> WRITTEN PROBLEM: Show all lines that include the string "Billion"; copy each one.

> MATERIAL FOR THIS TASK:
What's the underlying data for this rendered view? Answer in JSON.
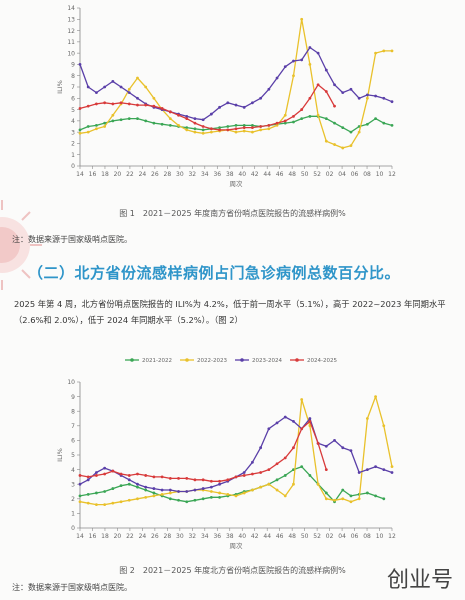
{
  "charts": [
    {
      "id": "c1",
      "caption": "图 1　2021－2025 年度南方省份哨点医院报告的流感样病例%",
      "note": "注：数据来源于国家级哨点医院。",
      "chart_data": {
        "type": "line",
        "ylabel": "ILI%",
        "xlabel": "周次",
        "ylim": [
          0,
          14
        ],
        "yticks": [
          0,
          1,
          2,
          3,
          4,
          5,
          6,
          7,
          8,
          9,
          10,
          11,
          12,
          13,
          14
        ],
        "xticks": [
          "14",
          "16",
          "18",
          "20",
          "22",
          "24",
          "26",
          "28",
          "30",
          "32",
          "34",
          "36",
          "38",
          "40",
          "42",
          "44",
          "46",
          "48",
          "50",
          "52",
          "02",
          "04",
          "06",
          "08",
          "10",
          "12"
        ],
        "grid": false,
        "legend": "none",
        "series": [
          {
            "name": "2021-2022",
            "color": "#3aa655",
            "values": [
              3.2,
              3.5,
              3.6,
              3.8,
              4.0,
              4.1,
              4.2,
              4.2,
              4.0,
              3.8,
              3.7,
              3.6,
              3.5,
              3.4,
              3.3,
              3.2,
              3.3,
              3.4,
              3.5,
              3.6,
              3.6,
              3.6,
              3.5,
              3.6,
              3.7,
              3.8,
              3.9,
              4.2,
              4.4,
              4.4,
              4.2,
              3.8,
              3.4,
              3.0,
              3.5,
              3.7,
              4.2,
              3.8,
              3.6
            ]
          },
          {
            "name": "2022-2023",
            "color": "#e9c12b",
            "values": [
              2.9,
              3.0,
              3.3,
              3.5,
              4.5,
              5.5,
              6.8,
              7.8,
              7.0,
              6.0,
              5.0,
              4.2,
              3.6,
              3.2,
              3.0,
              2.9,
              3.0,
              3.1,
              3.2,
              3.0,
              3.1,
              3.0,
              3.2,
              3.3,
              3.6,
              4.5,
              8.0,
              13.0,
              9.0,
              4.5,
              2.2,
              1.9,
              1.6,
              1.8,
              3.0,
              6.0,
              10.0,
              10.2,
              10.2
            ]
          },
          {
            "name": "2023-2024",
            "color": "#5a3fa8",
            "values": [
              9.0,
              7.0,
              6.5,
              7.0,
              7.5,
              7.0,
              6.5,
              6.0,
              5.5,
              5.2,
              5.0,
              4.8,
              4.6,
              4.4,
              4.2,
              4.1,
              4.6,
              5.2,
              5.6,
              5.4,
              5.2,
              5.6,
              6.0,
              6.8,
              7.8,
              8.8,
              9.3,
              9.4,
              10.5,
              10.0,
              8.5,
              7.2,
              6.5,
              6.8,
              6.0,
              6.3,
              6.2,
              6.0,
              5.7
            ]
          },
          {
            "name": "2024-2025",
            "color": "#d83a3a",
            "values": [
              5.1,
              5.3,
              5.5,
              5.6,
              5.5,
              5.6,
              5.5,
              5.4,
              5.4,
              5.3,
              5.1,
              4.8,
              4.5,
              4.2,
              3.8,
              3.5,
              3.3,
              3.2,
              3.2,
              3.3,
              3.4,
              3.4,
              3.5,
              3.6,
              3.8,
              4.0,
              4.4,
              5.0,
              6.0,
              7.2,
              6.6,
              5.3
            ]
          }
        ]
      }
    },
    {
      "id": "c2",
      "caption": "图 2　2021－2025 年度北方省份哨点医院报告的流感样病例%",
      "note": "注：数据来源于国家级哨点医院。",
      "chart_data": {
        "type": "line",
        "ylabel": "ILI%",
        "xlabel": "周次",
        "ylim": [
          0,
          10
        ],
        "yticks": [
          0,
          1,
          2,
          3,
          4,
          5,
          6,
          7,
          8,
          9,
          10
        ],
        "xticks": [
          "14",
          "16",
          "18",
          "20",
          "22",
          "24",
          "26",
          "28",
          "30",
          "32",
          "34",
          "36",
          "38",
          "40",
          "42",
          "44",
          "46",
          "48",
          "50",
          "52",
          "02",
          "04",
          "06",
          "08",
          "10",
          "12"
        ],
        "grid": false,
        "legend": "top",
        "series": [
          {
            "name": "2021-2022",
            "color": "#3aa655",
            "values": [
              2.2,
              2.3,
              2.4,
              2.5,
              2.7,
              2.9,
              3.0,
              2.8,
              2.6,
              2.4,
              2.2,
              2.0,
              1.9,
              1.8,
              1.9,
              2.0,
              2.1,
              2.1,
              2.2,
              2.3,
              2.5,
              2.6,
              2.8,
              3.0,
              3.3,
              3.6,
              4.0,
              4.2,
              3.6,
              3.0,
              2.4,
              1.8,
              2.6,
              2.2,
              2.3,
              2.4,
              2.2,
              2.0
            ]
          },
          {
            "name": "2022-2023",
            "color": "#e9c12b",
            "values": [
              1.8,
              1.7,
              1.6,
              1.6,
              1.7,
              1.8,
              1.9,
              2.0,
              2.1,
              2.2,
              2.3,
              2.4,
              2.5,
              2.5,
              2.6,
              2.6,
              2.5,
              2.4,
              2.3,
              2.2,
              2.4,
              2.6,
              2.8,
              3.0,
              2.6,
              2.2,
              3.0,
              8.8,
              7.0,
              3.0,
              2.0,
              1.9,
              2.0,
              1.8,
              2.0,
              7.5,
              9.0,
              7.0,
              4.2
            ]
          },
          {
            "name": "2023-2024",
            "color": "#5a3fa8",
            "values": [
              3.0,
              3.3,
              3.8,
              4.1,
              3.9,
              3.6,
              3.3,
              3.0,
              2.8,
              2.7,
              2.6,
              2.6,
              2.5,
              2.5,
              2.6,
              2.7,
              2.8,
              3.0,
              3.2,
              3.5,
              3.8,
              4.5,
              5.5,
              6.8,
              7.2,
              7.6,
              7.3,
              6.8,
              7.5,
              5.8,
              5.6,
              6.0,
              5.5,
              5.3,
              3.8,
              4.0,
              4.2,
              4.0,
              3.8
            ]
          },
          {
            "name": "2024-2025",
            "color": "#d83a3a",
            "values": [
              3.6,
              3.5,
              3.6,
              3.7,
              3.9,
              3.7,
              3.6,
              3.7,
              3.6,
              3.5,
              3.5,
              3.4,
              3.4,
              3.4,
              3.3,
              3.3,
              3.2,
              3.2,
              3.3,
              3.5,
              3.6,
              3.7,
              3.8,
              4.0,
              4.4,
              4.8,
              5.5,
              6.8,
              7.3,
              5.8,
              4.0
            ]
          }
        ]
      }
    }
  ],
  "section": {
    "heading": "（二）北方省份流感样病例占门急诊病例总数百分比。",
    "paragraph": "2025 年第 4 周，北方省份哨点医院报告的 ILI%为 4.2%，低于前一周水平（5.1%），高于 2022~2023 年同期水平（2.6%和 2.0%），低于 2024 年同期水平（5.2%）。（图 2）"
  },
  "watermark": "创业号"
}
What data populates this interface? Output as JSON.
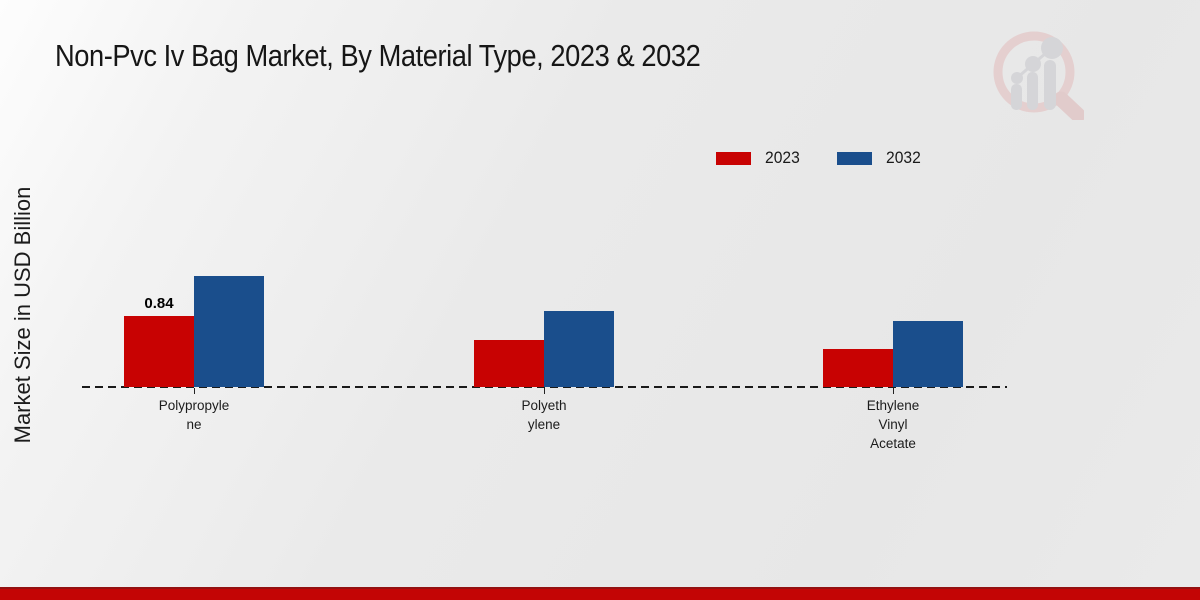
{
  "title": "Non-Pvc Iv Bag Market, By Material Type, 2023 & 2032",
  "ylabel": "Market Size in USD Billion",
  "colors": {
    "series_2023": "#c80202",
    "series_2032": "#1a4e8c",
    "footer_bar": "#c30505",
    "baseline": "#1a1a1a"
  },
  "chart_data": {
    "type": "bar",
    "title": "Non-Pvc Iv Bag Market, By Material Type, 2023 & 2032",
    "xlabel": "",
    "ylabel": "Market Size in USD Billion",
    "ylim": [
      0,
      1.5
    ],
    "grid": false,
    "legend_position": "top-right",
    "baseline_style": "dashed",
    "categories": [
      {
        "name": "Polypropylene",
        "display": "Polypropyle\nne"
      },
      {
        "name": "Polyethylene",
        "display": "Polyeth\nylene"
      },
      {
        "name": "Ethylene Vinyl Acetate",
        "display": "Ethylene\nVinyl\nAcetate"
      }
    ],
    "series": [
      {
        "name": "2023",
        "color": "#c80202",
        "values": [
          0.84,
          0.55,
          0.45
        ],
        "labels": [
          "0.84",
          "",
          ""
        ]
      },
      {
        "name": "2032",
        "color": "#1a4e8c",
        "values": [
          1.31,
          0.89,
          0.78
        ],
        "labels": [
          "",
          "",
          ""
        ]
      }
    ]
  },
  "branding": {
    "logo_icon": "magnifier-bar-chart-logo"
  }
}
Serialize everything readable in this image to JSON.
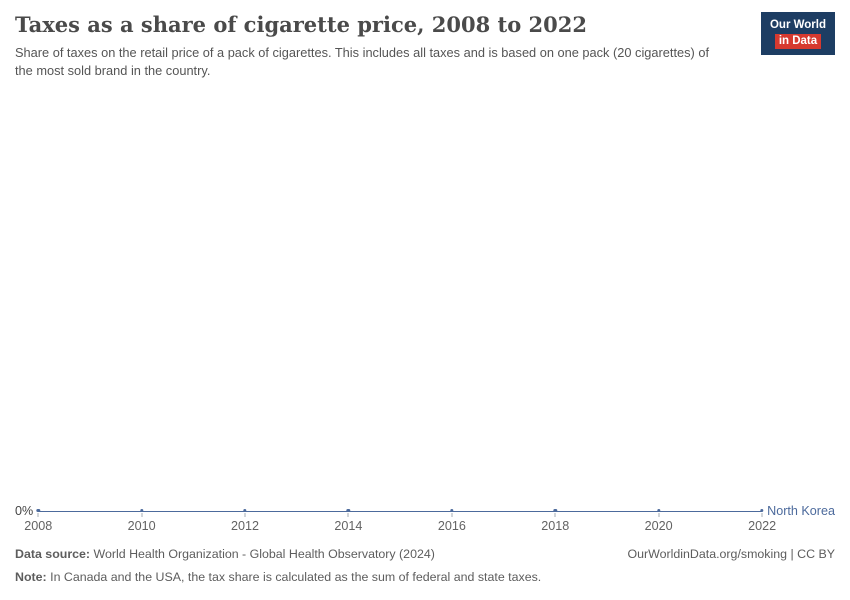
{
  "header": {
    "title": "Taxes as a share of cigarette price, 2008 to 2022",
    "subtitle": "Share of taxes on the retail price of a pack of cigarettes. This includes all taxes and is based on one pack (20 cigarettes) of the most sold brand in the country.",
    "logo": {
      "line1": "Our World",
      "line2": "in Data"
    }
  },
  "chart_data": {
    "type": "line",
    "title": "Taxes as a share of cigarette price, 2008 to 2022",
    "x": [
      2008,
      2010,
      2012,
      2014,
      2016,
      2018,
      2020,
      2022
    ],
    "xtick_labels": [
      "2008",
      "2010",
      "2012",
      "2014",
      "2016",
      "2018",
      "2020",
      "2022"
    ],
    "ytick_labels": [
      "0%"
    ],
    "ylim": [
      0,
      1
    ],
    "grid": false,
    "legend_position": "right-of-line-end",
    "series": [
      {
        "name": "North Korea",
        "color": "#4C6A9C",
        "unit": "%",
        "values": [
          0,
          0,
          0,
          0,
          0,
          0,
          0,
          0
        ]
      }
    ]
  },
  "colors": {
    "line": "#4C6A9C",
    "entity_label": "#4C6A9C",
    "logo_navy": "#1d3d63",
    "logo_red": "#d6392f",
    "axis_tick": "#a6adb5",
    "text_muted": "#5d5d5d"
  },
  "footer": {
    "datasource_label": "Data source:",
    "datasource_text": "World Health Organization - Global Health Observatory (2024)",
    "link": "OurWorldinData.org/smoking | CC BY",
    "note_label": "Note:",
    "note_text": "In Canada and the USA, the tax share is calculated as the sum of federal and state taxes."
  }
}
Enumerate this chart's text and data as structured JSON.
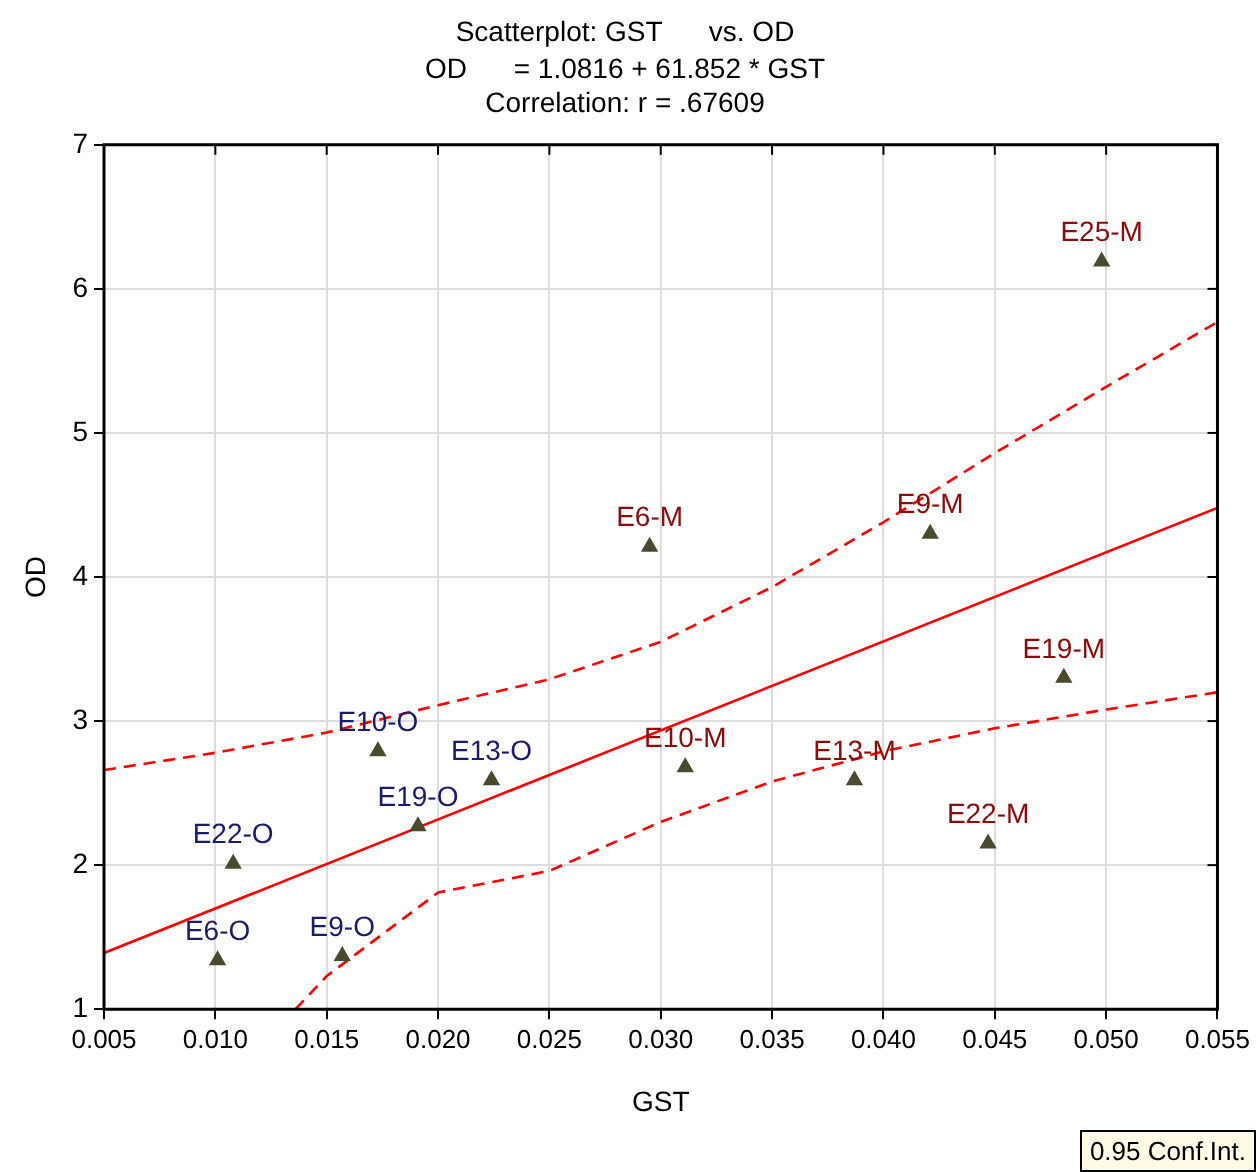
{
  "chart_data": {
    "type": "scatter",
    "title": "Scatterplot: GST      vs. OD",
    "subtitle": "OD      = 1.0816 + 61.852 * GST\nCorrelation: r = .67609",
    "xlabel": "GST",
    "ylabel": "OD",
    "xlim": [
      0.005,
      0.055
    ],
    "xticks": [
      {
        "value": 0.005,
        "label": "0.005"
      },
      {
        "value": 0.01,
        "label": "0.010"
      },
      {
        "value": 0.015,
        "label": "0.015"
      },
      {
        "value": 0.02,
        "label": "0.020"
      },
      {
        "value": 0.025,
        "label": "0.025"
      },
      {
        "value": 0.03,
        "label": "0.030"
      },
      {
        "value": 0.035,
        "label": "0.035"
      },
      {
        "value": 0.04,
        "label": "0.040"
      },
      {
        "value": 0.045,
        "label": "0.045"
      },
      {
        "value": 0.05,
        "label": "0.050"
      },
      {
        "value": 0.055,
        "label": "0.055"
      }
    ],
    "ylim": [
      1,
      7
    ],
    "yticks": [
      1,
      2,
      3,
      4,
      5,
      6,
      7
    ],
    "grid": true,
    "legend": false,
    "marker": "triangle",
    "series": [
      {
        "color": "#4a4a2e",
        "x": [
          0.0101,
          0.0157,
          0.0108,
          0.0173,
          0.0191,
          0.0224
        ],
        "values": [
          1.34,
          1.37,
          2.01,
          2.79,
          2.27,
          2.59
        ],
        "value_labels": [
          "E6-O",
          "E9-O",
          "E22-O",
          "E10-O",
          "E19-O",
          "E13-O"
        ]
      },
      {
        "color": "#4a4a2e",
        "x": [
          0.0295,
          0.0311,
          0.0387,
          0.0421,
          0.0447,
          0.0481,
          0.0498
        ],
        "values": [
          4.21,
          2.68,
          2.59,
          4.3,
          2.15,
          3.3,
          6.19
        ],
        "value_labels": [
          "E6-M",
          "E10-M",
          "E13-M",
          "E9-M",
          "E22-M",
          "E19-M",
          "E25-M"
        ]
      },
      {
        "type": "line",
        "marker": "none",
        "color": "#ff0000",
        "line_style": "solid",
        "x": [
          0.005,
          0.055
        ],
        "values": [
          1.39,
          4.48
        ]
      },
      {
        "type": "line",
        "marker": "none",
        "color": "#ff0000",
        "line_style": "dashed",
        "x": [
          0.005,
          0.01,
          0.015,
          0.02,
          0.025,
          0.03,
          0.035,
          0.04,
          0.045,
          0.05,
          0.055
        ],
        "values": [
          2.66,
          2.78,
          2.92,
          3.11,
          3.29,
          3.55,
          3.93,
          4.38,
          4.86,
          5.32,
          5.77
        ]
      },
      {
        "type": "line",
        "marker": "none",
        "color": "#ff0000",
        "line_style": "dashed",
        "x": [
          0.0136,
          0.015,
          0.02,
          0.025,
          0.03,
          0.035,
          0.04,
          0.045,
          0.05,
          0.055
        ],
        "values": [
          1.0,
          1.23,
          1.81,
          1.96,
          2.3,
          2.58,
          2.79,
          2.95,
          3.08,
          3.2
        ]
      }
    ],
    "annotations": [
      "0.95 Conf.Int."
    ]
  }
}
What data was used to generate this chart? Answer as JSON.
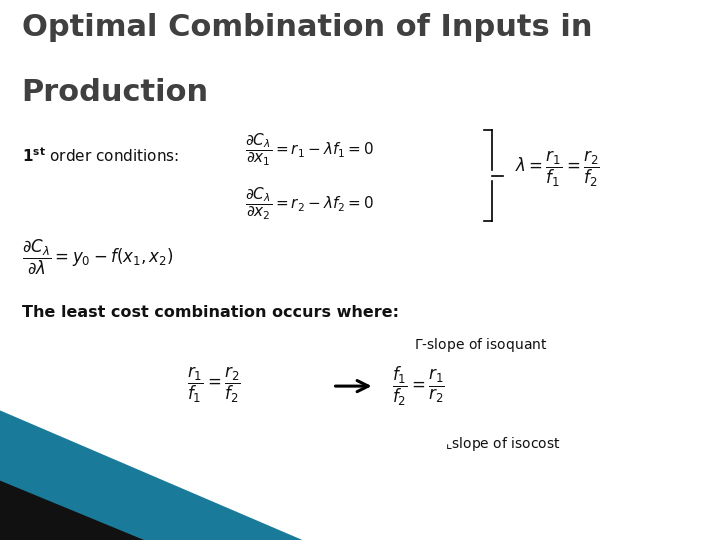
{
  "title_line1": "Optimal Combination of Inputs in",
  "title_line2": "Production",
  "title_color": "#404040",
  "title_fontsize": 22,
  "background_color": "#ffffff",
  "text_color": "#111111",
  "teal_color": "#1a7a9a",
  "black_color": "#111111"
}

> SOLUTION FOR THIS PROBLEM:
  "ylabel": "Market Size in USD Billion",
    "ylabel": "Market Size in USD Billion",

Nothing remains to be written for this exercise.